╭─ THE DATA
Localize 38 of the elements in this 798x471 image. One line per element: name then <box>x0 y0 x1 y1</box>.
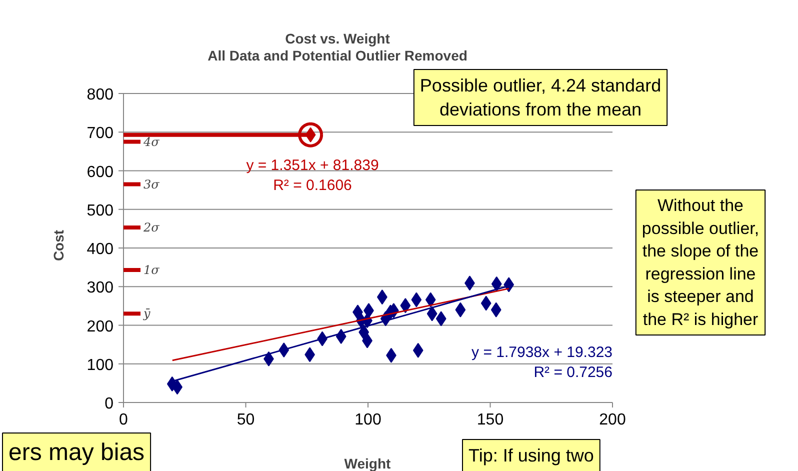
point <box>491 276 502 292</box>
x-tick-label: 50 <box>236 412 255 428</box>
y-tick-label: 700 <box>86 125 114 142</box>
y-tick-label: 400 <box>86 241 114 258</box>
y-tick-label: 0 <box>104 396 114 412</box>
ref-line-label: 1σ <box>144 263 160 278</box>
y-tick-label: 500 <box>86 202 114 220</box>
point <box>490 302 502 318</box>
x-tick-label: 150 <box>476 412 504 428</box>
ref-line-label: 4σ <box>142 134 160 149</box>
chart-subtitle: All Data and Potential Outlier Removed <box>208 48 468 64</box>
x-tick-label: 200 <box>599 412 626 428</box>
x-tick-label: 0 <box>119 412 128 428</box>
point <box>480 296 492 311</box>
ref-line-label: 2σ <box>142 220 160 235</box>
point <box>400 298 411 314</box>
y-tick-label: 100 <box>86 356 114 374</box>
point <box>412 342 424 358</box>
x-tick-label: 100 <box>354 412 382 428</box>
annotation: y = 1.7938x + 19.323 R² = 0.7256 <box>472 344 613 382</box>
ref-line-label: ȳ <box>142 306 150 321</box>
annotation: y = 1.351x + 81.839 R² = 0.1606 <box>246 156 379 194</box>
text: Tip: If using two <box>468 446 594 466</box>
y-tick-label: 800 <box>86 86 114 104</box>
ref-line-label: 3σ <box>144 177 160 192</box>
text: Without the possible outlier, the slope of the regression line is steeper and the R² is higher <box>642 196 760 329</box>
text: ers may bias <box>8 439 145 466</box>
point <box>455 302 466 318</box>
y-tick-label: 300 <box>86 280 114 297</box>
y-tick-label: 600 <box>86 164 114 181</box>
point <box>426 306 438 322</box>
annotation: Possible outlier, 4.24 standard deviations from the mean <box>420 76 662 120</box>
chart-title: Cost vs. Weight <box>285 30 390 46</box>
point <box>425 292 436 308</box>
y-tick-label: 200 <box>86 318 114 336</box>
y-axis-title: Cost <box>50 230 66 262</box>
point <box>436 311 446 326</box>
point <box>411 292 422 308</box>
╰─
## WRITTEN REQUEST
Render every line of the records above as a JSON list of strings, one string per line, skipping blank lines. Leave the pictures out of the answer.

## RESULT BELOW
[
  "Localize 38 of the elements in this 798x471 image. One line per element: name then <box>x0 y0 x1 y1</box>.",
  "point <box>491 276 502 292</box>",
  "x-tick-label: 50 <box>236 412 255 428</box>",
  "y-tick-label: 700 <box>86 125 114 142</box>",
  "y-tick-label: 400 <box>86 241 114 258</box>",
  "y-tick-label: 0 <box>104 396 114 412</box>",
  "ref-line-label: 1σ <box>144 263 160 278</box>",
  "y-tick-label: 500 <box>86 202 114 220</box>",
  "point <box>490 302 502 318</box>",
  "x-tick-label: 150 <box>476 412 504 428</box>",
  "ref-line-label: 4σ <box>142 134 160 149</box>",
  "chart-subtitle: All Data and Potential Outlier Removed <box>208 48 468 64</box>",
  "x-tick-label: 200 <box>599 412 626 428</box>",
  "x-tick-label: 0 <box>119 412 128 428</box>",
  "point <box>480 296 492 311</box>",
  "ref-line-label: 2σ <box>142 220 160 235</box>",
  "point <box>400 298 411 314</box>",
  "y-tick-label: 100 <box>86 356 114 374</box>",
  "point <box>412 342 424 358</box>",
  "x-tick-label: 100 <box>354 412 382 428</box>",
  "annotation: y = 1.7938x + 19.323 R² = 0.7256 <box>472 344 613 382</box>",
  "ref-line-label: ȳ <box>142 306 150 321</box>",
  "annotation: y = 1.351x + 81.839 R² = 0.1606 <box>246 156 379 194</box>",
  "text: Tip: If using two <box>468 446 594 466</box>",
  "y-tick-label: 800 <box>86 86 114 104</box>",
  "ref-line-label: 3σ <box>144 177 160 192</box>",
  "text: Without the possible outlier, the slope of the regression line is steeper and the R² is higher <box>642 196 760 329</box>",
  "text: ers may bias <box>8 439 145 466</box>",
  "point <box>455 302 466 318</box>",
  "y-tick-label: 300 <box>86 280 114 297</box>",
  "y-tick-label: 600 <box>86 164 114 181</box>",
  "point <box>426 306 438 322</box>",
  "annotation: Possible outlier, 4.24 standard deviations from the mean <box>420 76 662 120</box>",
  "chart-title: Cost vs. Weight <box>285 30 390 46</box>",
  "point <box>425 292 436 308</box>",
  "y-tick-label: 200 <box>86 318 114 336</box>",
  "y-axis-title: Cost <box>50 230 66 262</box>",
  "point <box>436 311 446 326</box>",
  "point <box>411 292 422 308</box>"
]